* START Data for this exercise *
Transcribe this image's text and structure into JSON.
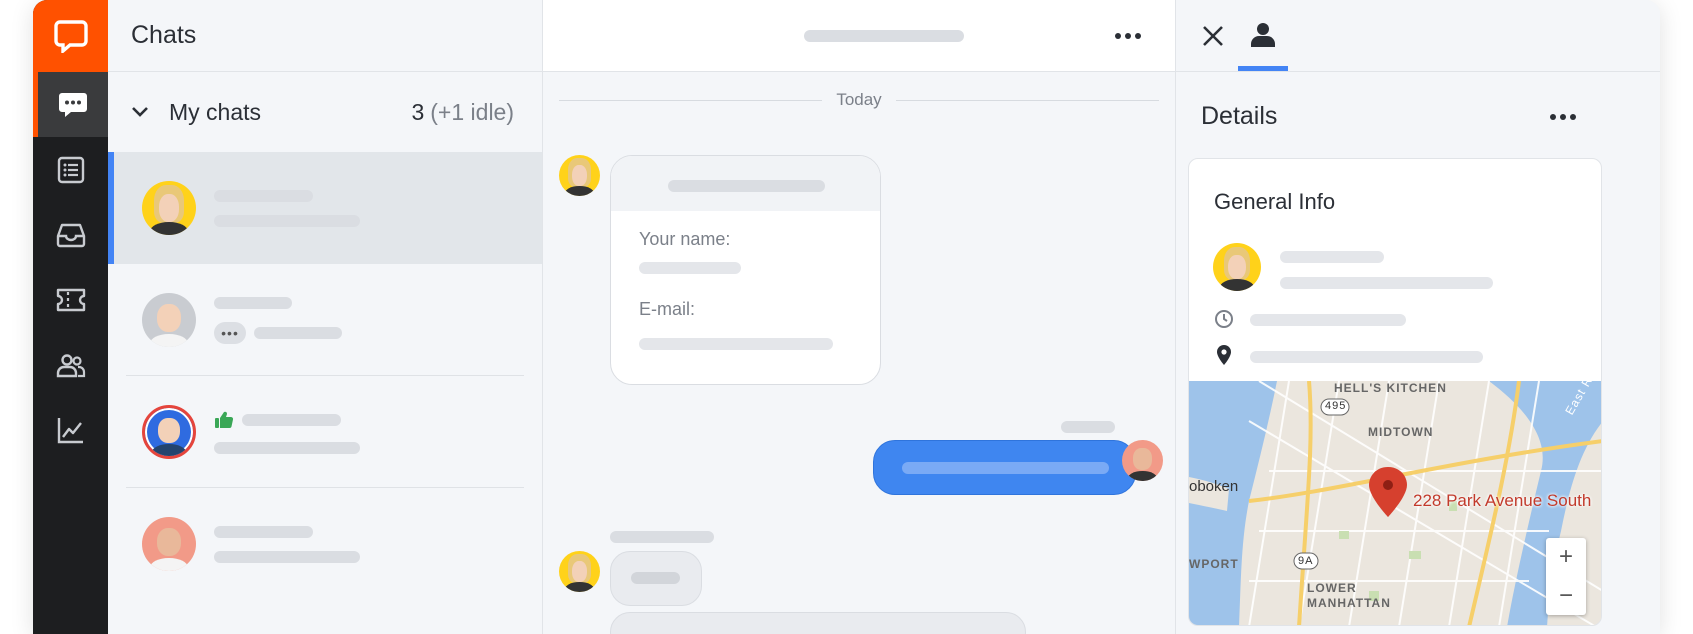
{
  "colors": {
    "brand": "#ff5100",
    "accent": "#4384f5",
    "rail": "#1d1e20",
    "agent_bubble": "#3f86f0",
    "map_pin": "#d6402e",
    "thumbs_up": "#3aa757"
  },
  "rail": {
    "logo_icon": "speech-bubble-logo-icon",
    "items": [
      {
        "icon": "chats-icon",
        "active": true
      },
      {
        "icon": "archives-list-icon",
        "active": false
      },
      {
        "icon": "inbox-icon",
        "active": false
      },
      {
        "icon": "ticket-icon",
        "active": false
      },
      {
        "icon": "customers-icon",
        "active": false
      },
      {
        "icon": "reports-chart-icon",
        "active": false
      }
    ]
  },
  "chat_list": {
    "title": "Chats",
    "section": {
      "label": "My chats",
      "count": "3",
      "idle": "(+1 idle)"
    },
    "rows": [
      {
        "avatar": "blonde-woman",
        "selected": true,
        "typing": false,
        "thumbs_up": false
      },
      {
        "avatar": "man-glasses",
        "selected": false,
        "typing": true,
        "thumbs_up": false
      },
      {
        "avatar": "man-glasses-blue",
        "selected": false,
        "typing": false,
        "thumbs_up": true
      },
      {
        "avatar": "bald-bearded-man",
        "selected": false,
        "typing": false,
        "thumbs_up": false
      }
    ]
  },
  "conversation": {
    "date_divider": "Today",
    "form": {
      "name_label": "Your name:",
      "email_label": "E-mail:"
    }
  },
  "details": {
    "title": "Details",
    "card_title": "General Info",
    "map": {
      "address": "228 Park Avenue South",
      "labels": {
        "hells_kitchen": "HELL'S KITCHEN",
        "midtown": "MIDTOWN",
        "hoboken": "oboken",
        "newport": "WPORT",
        "lower_manhattan": "LOWER MANHATTAN",
        "route_495": "495",
        "route_9a": "9A",
        "east_river": "East Ri"
      },
      "zoom_in": "+",
      "zoom_out": "−"
    }
  }
}
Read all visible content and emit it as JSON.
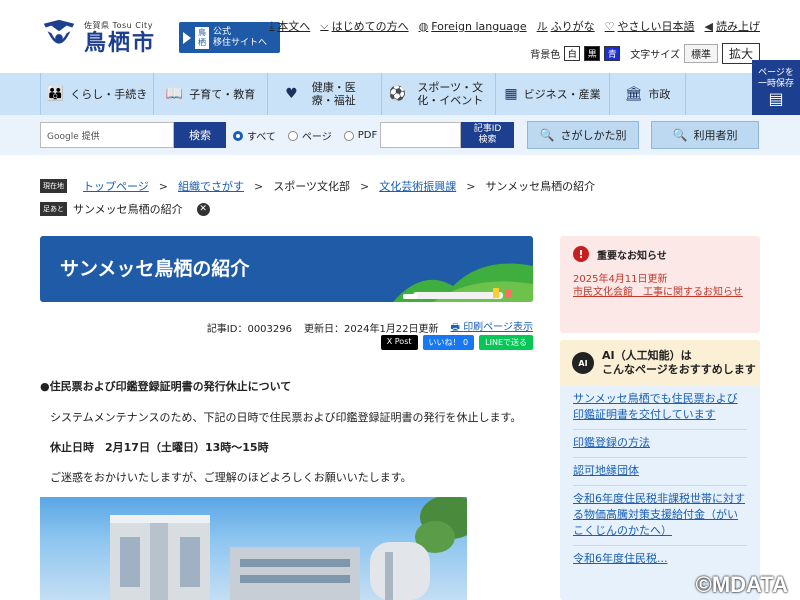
{
  "header": {
    "logo_small": "佐賀県 Tosu City",
    "logo_big": "鳥栖市",
    "banner_tag": "鳥栖",
    "banner_line1": "公式",
    "banner_line2": "移住サイトへ",
    "util": [
      {
        "icon": "download-icon",
        "label": "本文へ"
      },
      {
        "icon": "beginner-icon",
        "label": "はじめての方へ"
      },
      {
        "icon": "globe-icon",
        "label": "Foreign language"
      },
      {
        "icon": "ruby-icon",
        "label": "ふりがな"
      },
      {
        "icon": "heart-icon",
        "label": "やさしい日本語"
      },
      {
        "icon": "speaker-icon",
        "label": "読み上げ"
      }
    ],
    "bg_label": "背景色",
    "bg_white": "白",
    "bg_black": "黒",
    "bg_blue": "青",
    "fontsize_label": "文字サイズ",
    "fontsize_standard": "標準",
    "fontsize_large": "拡大"
  },
  "nav": {
    "items": [
      {
        "icon": "family-icon",
        "label": "くらし・手続き"
      },
      {
        "icon": "book-icon",
        "label": "子育て・教育"
      },
      {
        "icon": "heart-icon",
        "label": "健康・医療・福祉"
      },
      {
        "icon": "ball-icon",
        "label": "スポーツ・文化・イベント"
      },
      {
        "icon": "building-icon",
        "label": "ビジネス・産業"
      },
      {
        "icon": "cityhall-icon",
        "label": "市政"
      }
    ],
    "keep_line1": "ページを",
    "keep_line2": "一時保存"
  },
  "search": {
    "google_label": "Google",
    "google_sub": "提供",
    "button": "検索",
    "radio_all": "すべて",
    "radio_page": "ページ",
    "radio_pdf": "PDF",
    "id_line1": "記事ID",
    "id_line2": "検索",
    "find_by_search": "さがしかた別",
    "find_by_user": "利用者別"
  },
  "breadcrumb": {
    "current_tag": "現在地",
    "trail_tag": "足あと",
    "items": [
      "トップページ",
      "組織でさがす",
      "スポーツ文化部",
      "文化芸術振興課",
      "サンメッセ鳥栖の紹介"
    ],
    "trail_item": "サンメッセ鳥栖の紹介"
  },
  "main": {
    "title": "サンメッセ鳥栖の紹介",
    "article_id": "記事ID：0003296",
    "updated": "更新日：2024年1月22日更新",
    "print": "印刷ページ表示",
    "share_x": "X Post",
    "share_fb": "いいね！ 0",
    "share_line": "LINEで送る",
    "heading": "●住民票および印鑑登録証明書の発行休止について",
    "para1": "システムメンテナンスのため、下記の日時で住民票および印鑑登録証明書の発行を休止します。",
    "para2": "休止日時　2月17日（土曜日）13時～15時",
    "para3": "ご迷惑をおかけいたしますが、ご理解のほどよろしくお願いいたします。"
  },
  "sidebar": {
    "alert_title": "重要なお知らせ",
    "alert_date": "2025年4月11日更新",
    "alert_link": "市民文化会館　工事に関するお知らせ",
    "ai_badge": "AI",
    "ai_title1": "AI（人工知能）は",
    "ai_title2": "こんなページをおすすめします",
    "ai_links": [
      "サンメッセ鳥栖でも住民票および印鑑証明書を交付しています",
      "印鑑登録の方法",
      "認可地縁団体",
      "令和6年度住民税非課税世帯に対する物価高騰対策支援給付金（がいこくじんのかたへ）",
      "令和6年度住民税..."
    ]
  },
  "watermark": "©MDATA",
  "colors": {
    "brand": "#1c3f8f",
    "nav_bg": "#c9e2f7",
    "title_bg": "#1f5ba6",
    "alert_bg": "#fde8e8",
    "link": "#1a5fb4"
  }
}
* END Data for this exercise *
▸ **Exercise objective**
Copy each line of the entries that includes the word "サンメッセ鳥栖の紹介".

▸ **Expected answer**
      "サンメッセ鳥栖の紹介"
    "trail_item": "サンメッセ鳥栖の紹介"
    "title": "サンメッセ鳥栖の紹介",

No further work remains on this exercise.